Task statement. From the listing below, select every line where the word "this" appears.

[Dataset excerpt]
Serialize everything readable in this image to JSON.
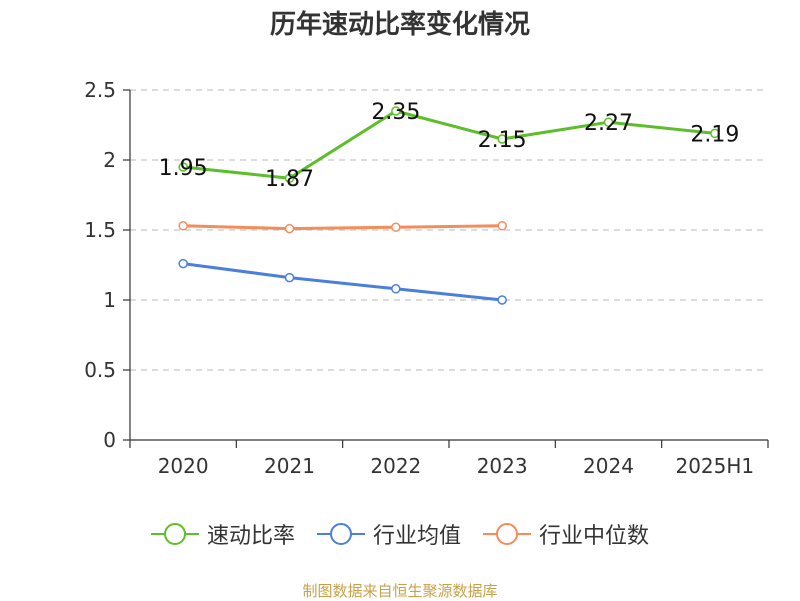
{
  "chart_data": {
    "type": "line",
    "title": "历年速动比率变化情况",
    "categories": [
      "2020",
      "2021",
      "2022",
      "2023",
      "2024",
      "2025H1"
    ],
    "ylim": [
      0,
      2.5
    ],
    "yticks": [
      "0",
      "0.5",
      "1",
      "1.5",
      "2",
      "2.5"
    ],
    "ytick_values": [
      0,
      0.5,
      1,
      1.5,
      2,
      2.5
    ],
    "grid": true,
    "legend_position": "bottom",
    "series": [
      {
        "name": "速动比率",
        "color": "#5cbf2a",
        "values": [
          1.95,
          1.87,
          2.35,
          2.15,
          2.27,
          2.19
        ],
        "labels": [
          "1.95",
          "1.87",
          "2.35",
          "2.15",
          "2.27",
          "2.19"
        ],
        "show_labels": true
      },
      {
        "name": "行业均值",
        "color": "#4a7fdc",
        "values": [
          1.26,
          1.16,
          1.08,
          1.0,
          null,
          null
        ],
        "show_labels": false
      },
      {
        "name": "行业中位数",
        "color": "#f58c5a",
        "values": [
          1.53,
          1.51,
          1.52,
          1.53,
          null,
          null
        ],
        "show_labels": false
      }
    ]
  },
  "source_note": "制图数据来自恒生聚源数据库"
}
--
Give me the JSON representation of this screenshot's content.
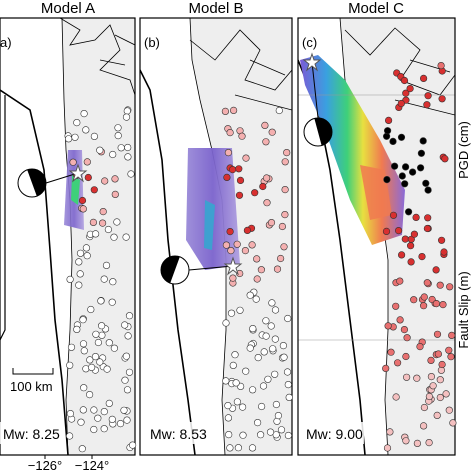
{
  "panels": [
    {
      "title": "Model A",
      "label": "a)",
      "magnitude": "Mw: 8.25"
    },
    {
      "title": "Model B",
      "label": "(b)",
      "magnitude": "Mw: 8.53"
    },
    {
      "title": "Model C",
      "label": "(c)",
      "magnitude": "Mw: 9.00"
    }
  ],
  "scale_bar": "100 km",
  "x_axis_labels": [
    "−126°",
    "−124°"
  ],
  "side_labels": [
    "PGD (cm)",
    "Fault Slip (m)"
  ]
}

Correct result.
Serialize everything readable in this image to JSON.
Give me the JSON representation of this screenshot's content.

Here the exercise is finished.